Retype the records that come next, word for word.

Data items
---------------
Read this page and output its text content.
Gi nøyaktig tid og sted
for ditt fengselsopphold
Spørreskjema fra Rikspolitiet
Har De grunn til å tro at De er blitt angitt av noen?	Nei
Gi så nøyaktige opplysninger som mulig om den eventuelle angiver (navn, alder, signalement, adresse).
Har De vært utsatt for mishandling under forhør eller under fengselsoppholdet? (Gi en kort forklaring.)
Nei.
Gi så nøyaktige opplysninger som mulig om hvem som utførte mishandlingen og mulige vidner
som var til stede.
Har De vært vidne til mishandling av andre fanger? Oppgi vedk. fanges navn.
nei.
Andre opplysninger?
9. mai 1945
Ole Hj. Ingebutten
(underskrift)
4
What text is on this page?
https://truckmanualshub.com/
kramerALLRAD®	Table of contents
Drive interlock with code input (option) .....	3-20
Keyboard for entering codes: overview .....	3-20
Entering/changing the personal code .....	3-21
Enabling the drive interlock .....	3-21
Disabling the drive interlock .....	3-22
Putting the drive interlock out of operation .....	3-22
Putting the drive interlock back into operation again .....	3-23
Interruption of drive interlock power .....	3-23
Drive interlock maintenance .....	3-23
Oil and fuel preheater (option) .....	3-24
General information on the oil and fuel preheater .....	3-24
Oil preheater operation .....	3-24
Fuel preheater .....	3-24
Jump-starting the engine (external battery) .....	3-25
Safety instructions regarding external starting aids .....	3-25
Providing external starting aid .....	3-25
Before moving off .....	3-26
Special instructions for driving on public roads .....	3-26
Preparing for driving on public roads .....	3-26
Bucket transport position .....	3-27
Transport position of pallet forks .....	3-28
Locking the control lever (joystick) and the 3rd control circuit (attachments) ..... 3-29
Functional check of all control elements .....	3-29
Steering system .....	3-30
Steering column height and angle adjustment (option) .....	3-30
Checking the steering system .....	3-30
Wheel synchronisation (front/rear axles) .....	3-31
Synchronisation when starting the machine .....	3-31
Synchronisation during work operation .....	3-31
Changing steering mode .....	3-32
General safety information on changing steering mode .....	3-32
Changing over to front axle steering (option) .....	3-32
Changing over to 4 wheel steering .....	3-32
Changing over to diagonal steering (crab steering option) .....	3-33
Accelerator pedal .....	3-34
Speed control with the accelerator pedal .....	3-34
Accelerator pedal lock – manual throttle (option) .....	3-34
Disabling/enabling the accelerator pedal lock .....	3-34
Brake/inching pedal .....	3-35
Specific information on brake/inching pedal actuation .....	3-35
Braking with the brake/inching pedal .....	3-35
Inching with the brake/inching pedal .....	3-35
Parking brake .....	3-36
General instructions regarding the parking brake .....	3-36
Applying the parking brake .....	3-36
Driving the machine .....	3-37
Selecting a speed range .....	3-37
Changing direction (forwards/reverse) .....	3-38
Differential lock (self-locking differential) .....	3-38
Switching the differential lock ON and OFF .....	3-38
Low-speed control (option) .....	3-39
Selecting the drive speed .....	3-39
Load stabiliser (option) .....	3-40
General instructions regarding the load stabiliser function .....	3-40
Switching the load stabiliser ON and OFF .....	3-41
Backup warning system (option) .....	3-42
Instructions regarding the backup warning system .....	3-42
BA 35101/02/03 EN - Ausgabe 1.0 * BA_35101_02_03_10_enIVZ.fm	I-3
---------------
> [THE RESULT]
Read this page and output its text content.
Gi nøyaktig tid og sted
for ditt fengselsopphold
Spørreskjema fra Rikspolitiet
Har De grunn til å tro at De er blitt angitt av noen?	Nei
Gi så nøyaktige opplysninger som mulig om den eventuelle angiver (navn, alder, signalement, adresse).
Har De vært utsatt for mishandling under forhør eller under fengselsoppholdet? (Gi en kort forklaring.)
Nei.
Gi så nøyaktige opplysninger som mulig om hvem som utførte mishandlingen og mulige vidner
som var til stede.
Har De vært vidne til mishandling av andre fanger? Oppgi vedk. fanges navn.
nei.
Andre opplysninger?
9. mai 1945
Ole Hj. Ingebutten
(underskrift)
4
What text is on this page?
https://truckmanualshub.com/
kramerALLRAD®	Table of contents
Drive interlock with code input (option) .....	3-20
Keyboard for entering codes: overview .....	3-20
Entering/changing the personal code .....	3-21
Enabling the drive interlock .....	3-21
Disabling the drive interlock .....	3-22
Putting the drive interlock out of operation .....	3-22
Putting the drive interlock back into operation again .....	3-23
Interruption of drive interlock power .....	3-23
Drive interlock maintenance .....	3-23
Oil and fuel preheater (option) .....	3-24
General information on the oil and fuel preheater .....	3-24
Oil preheater operation .....	3-24
Fuel preheater .....	3-24
Jump-starting the engine (external battery) .....	3-25
Safety instructions regarding external starting aids .....	3-25
Providing external starting aid .....	3-25
Before moving off .....	3-26
Special instructions for driving on public roads .....	3-26
Preparing for driving on public roads .....	3-26
Bucket transport position .....	3-27
Transport position of pallet forks .....	3-28
Locking the control lever (joystick) and the 3rd control circuit (attachments) ..... 3-29
Functional check of all control elements .....	3-29
Steering system .....	3-30
Steering column height and angle adjustment (option) .....	3-30
Checking the steering system .....	3-30
Wheel synchronisation (front/rear axles) .....	3-31
Synchronisation when starting the machine .....	3-31
Synchronisation during work operation .....	3-31
Changing steering mode .....	3-32
General safety information on changing steering mode .....	3-32
Changing over to front axle steering (option) .....	3-32
Changing over to 4 wheel steering .....	3-32
Changing over to diagonal steering (crab steering option) .....	3-33
Accelerator pedal .....	3-34
Speed control with the accelerator pedal .....	3-34
Accelerator pedal lock – manual throttle (option) .....	3-34
Disabling/enabling the accelerator pedal lock .....	3-34
Brake/inching pedal .....	3-35
Specific information on brake/inching pedal actuation .....	3-35
Braking with the brake/inching pedal .....	3-35
Inching with the brake/inching pedal .....	3-35
Parking brake .....	3-36
General instructions regarding the parking brake .....	3-36
Applying the parking brake .....	3-36
Driving the machine .....	3-37
Selecting a speed range .....	3-37
Changing direction (forwards/reverse) .....	3-38
Differential lock (self-locking differential) .....	3-38
Switching the differential lock ON and OFF .....	3-38
Low-speed control (option) .....	3-39
Selecting the drive speed .....	3-39
Load stabiliser (option) .....	3-40
General instructions regarding the load stabiliser function .....	3-40
Switching the load stabiliser ON and OFF .....	3-41
Backup warning system (option) .....	3-42
Instructions regarding the backup warning system .....	3-42
BA 35101/02/03 EN - Ausgabe 1.0 * BA_35101_02_03_10_enIVZ.fm	I-3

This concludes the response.